What to work on | Your task is to repeat the lines below exactly, excluding any pictures they contain.

— start —

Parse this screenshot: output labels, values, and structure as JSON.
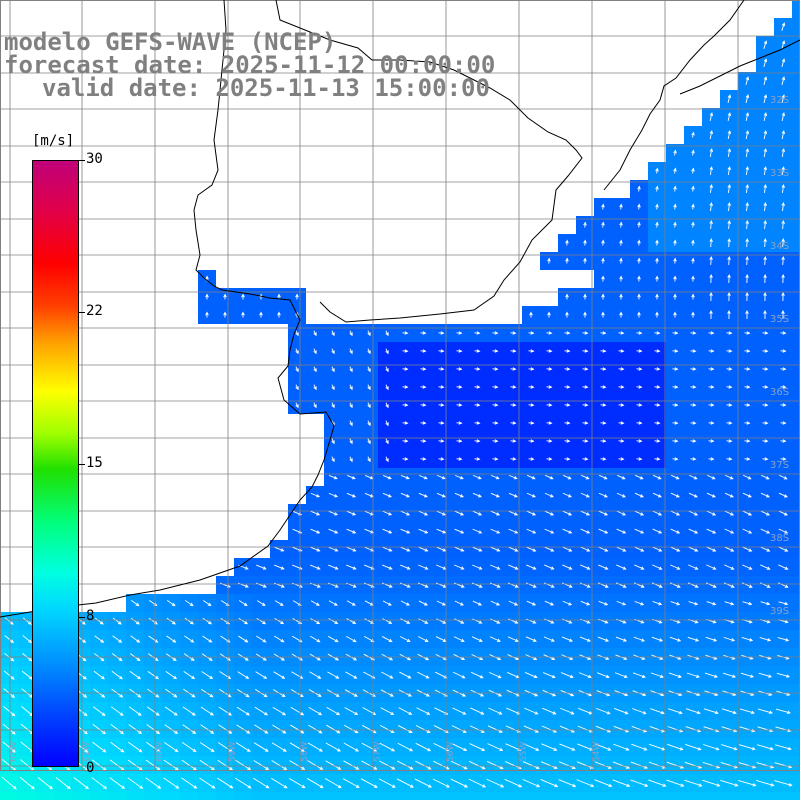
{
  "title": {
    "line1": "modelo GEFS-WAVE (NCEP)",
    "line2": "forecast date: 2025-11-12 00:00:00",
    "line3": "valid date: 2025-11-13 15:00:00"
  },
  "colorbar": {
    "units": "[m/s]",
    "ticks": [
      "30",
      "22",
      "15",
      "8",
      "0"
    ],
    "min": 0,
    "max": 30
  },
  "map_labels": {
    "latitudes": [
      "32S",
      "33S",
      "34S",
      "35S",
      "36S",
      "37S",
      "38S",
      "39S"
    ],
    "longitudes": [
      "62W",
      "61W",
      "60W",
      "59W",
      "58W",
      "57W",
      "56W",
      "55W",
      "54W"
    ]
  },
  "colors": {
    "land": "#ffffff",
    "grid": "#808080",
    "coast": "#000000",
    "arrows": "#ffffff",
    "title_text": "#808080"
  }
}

— end —

Correct output |
Parse this screenshot: output labels, values, and structure as JSON.
{
  "title": {
    "line1": "modelo GEFS-WAVE (NCEP)",
    "line2": "forecast date: 2025-11-12 00:00:00",
    "line3": "valid date: 2025-11-13 15:00:00"
  },
  "colorbar": {
    "units": "[m/s]",
    "ticks": [
      "30",
      "22",
      "15",
      "8",
      "0"
    ],
    "min": 0,
    "max": 30
  },
  "map_labels": {
    "latitudes": [
      "32S",
      "33S",
      "34S",
      "35S",
      "36S",
      "37S",
      "38S",
      "39S"
    ],
    "longitudes": [
      "62W",
      "61W",
      "60W",
      "59W",
      "58W",
      "57W",
      "56W",
      "55W",
      "54W"
    ]
  },
  "colors": {
    "land": "#ffffff",
    "grid": "#808080",
    "coast": "#000000",
    "arrows": "#ffffff",
    "title_text": "#808080"
  }
}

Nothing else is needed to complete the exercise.